## STATED TASK
Check the listing below for lines that hold "中国工程院院士". How many are there? Please give only the number.

◇ ◇ ◇

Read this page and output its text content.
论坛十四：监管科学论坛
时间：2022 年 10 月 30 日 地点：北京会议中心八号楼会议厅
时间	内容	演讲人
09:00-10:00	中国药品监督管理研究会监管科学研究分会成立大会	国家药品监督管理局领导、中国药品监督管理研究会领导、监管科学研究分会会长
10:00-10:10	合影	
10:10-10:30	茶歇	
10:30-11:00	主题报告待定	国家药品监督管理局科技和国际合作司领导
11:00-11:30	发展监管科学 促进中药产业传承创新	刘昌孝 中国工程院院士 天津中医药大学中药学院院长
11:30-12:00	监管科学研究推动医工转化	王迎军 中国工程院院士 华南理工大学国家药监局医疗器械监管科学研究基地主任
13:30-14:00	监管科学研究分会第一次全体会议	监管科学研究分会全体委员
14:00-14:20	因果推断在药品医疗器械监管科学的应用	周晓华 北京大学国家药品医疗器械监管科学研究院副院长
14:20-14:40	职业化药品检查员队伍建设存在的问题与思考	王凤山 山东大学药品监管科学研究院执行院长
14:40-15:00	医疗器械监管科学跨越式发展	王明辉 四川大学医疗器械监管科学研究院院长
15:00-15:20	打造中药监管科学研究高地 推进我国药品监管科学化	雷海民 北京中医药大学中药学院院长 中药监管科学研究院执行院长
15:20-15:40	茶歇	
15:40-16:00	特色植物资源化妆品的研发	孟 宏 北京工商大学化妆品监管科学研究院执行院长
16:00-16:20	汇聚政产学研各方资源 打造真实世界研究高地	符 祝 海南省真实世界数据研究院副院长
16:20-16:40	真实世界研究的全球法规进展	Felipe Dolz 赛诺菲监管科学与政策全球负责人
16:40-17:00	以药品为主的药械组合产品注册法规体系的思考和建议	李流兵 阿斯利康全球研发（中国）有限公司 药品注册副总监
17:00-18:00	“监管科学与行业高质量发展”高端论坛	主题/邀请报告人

◇ ◇ ◇

## RESPONSE
2